Those aren't the only two options. You can try to get a team to develop systems that any other capable software engineer can pick up reasonably (such as via effective documentation, and reasonably maintainable nature of the code).

One of the biggest barriers to that (besides teams needing guidance on how to do it) is conflict of interest, which is a factor in the why. I started saying it upfront with founders at my last company, when speaking of who we wanted to hire, and how engineering should be done: "One of the jobs of an engineer is to 'document themselves out of a job'." Then I add something like "And the company has to realize that engineers who can and will do that are generally the best engineers, and extremely valuable to the company."

Though, if the engineers didn't trust management (e.g., not exhibiting analogous professionalism and duty, such only looking at near-term selfish impact), then I can't argue that engineers should go out of their way to be easier for a stereotypical anti-leader to treat poorly. I'd have to appeal to the engineer's sense of professionalism, or of some degree of duty to other team members. I'd also know it's probably only a stopgap, and to give them whatever support I can if/when they look elsewhere for a home for an unusually great engineer.


> Those aren't the only two options. You can try to get a team to develop systems that any other capable software engineer can pick up reasonably (such as via effective documentation, and reasonably maintainable nature of the code).

That sounds nice in theory, but I've only ever seen it be a disaster in practice. It's like that mirror thing from Harry Potter. As soon as you actually try and make a maintainable code base, it starts going the other way.

The only way to truly optimise for onboarding is by writing the simplest, cleanest code possible. Everyone is already trying to do that by hiring the best devs they can. Any further efforts just look like more dependencies, more patterns, and more incidental complexity to act as guard rails in the pursuit of a newb-friendly codebase.

* GIVEN INFORMATION:
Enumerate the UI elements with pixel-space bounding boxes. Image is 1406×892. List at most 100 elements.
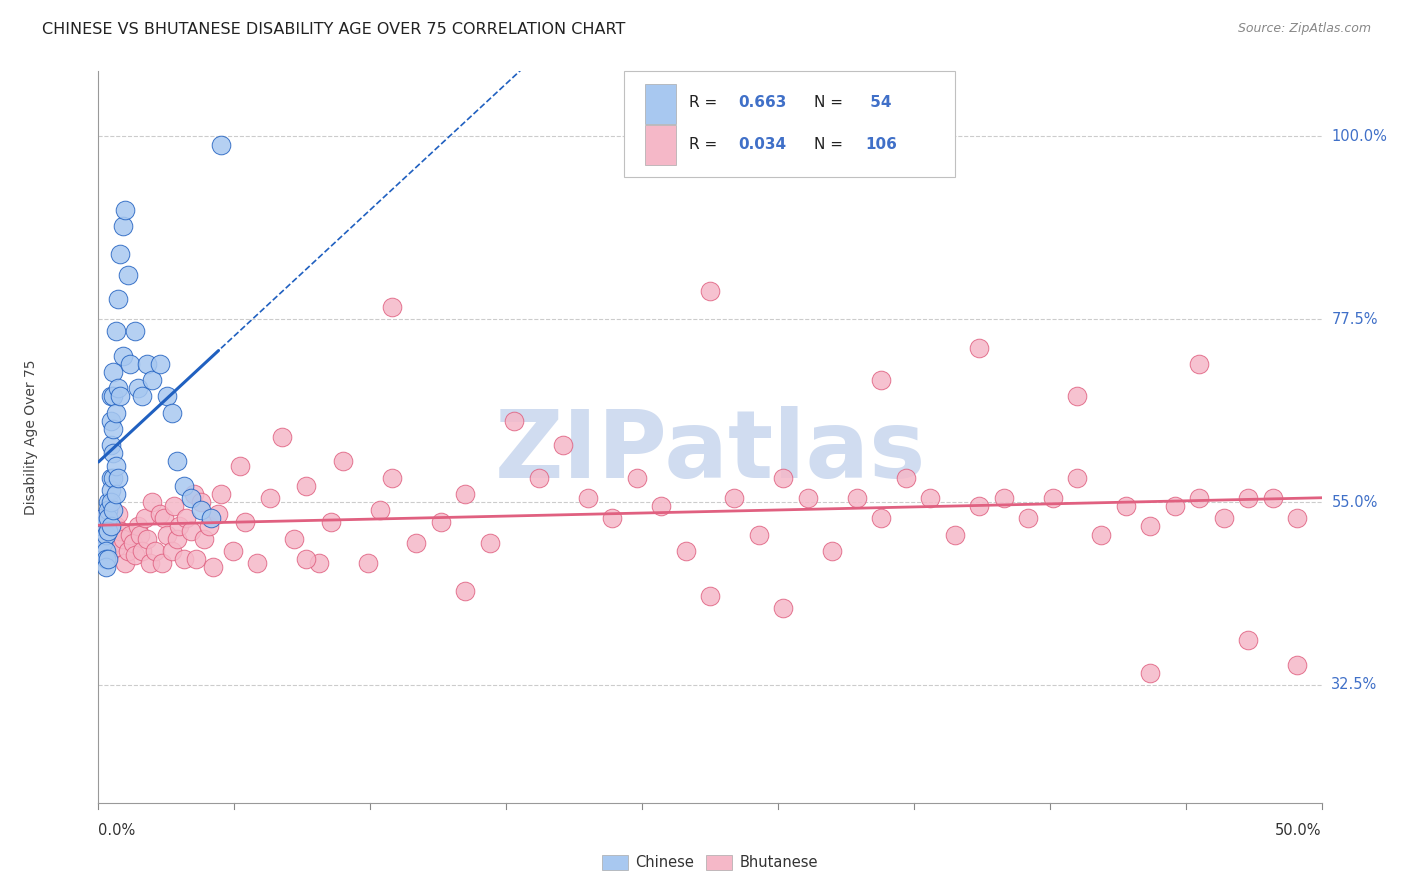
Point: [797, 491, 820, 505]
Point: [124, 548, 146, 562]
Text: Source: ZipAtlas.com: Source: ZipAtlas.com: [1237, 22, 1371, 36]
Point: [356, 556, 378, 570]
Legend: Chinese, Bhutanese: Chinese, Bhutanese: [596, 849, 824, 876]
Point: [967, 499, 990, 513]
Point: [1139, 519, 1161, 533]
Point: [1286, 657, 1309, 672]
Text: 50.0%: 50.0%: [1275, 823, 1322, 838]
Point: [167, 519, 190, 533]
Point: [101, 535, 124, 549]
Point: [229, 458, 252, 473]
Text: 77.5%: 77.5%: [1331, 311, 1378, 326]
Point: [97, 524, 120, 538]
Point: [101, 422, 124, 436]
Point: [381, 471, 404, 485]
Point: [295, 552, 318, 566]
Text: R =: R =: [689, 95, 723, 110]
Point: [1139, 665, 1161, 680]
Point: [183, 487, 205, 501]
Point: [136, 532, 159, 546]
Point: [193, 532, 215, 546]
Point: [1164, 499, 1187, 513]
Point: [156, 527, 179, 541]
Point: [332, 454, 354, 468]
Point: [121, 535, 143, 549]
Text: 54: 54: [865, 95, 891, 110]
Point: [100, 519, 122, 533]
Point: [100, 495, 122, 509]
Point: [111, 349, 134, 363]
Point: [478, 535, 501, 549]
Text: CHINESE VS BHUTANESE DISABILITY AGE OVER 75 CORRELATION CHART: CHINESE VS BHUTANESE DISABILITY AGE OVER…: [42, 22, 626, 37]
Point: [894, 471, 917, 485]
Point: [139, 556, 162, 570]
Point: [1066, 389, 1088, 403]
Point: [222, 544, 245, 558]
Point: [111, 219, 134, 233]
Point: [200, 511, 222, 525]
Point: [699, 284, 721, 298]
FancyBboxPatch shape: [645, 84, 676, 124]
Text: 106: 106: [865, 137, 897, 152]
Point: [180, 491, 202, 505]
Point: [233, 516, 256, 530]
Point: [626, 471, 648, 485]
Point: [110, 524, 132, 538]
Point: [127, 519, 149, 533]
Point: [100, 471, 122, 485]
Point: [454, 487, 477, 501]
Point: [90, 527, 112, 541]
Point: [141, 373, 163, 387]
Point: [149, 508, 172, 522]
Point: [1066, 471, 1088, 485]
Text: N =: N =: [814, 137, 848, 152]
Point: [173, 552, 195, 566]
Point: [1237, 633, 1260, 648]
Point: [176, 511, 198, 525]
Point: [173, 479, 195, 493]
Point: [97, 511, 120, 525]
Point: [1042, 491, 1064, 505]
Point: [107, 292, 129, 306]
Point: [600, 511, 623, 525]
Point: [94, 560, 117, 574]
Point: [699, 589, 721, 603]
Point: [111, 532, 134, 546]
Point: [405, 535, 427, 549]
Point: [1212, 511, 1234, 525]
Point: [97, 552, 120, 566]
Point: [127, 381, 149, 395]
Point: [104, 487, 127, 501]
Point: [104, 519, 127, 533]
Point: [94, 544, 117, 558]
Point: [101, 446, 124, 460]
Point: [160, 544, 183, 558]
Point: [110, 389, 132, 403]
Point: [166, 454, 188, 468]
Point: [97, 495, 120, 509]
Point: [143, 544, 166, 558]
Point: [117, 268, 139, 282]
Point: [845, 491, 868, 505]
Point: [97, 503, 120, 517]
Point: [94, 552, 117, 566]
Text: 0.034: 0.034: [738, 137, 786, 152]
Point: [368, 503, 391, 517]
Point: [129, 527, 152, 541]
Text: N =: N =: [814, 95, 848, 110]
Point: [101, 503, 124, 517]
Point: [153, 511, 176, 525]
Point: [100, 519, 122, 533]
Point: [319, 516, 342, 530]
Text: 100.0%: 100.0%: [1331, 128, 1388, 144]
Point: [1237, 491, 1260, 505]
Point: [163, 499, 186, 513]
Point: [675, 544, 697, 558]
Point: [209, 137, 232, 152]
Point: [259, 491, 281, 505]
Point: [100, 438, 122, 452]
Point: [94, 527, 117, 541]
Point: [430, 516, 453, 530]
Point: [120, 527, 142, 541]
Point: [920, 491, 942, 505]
* * *
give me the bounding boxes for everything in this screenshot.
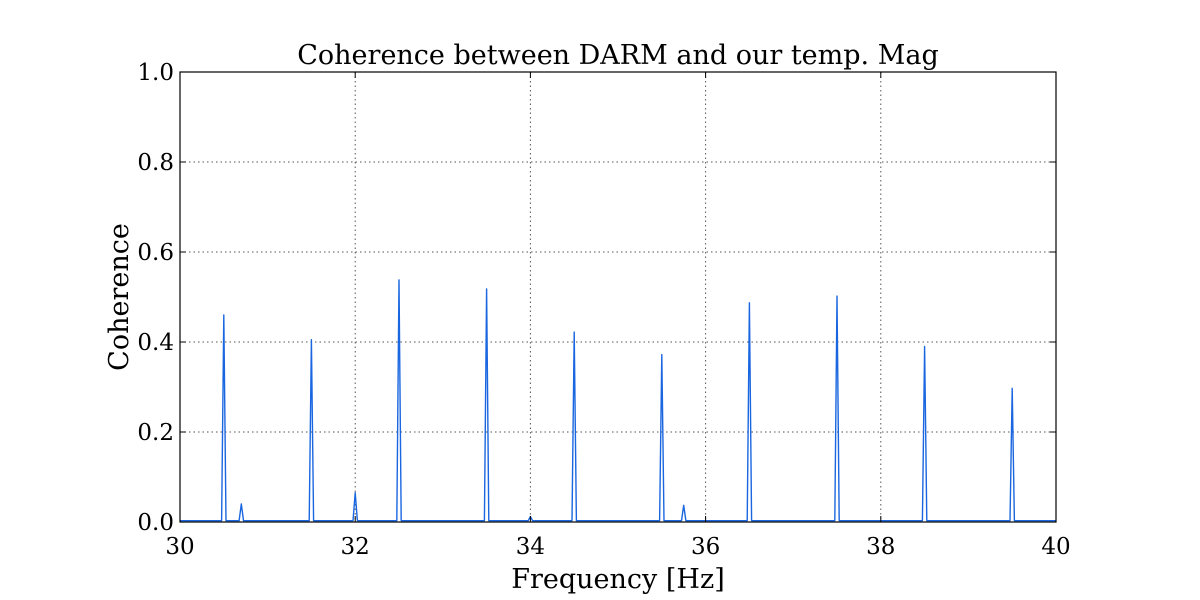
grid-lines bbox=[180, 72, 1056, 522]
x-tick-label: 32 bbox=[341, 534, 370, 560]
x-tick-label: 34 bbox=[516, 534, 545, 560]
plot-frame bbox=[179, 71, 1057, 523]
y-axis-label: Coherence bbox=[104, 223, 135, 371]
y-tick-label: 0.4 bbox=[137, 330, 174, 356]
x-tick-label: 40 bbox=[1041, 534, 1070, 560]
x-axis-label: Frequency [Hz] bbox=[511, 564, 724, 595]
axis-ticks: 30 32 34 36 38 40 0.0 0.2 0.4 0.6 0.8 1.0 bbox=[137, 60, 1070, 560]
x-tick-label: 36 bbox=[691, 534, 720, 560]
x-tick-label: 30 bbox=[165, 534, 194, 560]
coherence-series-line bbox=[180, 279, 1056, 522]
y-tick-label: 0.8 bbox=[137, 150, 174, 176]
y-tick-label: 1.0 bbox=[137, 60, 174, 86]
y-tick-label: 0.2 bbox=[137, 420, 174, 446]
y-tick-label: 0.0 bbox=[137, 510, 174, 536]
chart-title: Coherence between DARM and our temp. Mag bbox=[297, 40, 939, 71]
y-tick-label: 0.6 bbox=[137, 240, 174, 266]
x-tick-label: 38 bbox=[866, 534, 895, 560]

* EXERCISE TASK A: In the discussion about maintainable code, write out the passage from "That sounds nice" up to and including "a newb-friendly codebase.".
* EXERCISE TASK B: In the discussion about maintainable code, what does the reply name as the only way to truly optimize for onboarding?

* EXERCISE SOLUTION A:
That sounds nice in theory, but I've only ever seen it be a disaster in practice. It's like that mirror thing from Harry Potter. As soon as you actually try and make a maintainable code base, it starts going the other way.

The only way to truly optimise for onboarding is by writing the simplest, cleanest code possible. Everyone is already trying to do that by hiring the best devs they can. Any further efforts just look like more dependencies, more patterns, and more incidental complexity to act as guard rails in the pursuit of a newb-friendly codebase.

* EXERCISE SOLUTION B: Writing the simplest, cleanest code possible.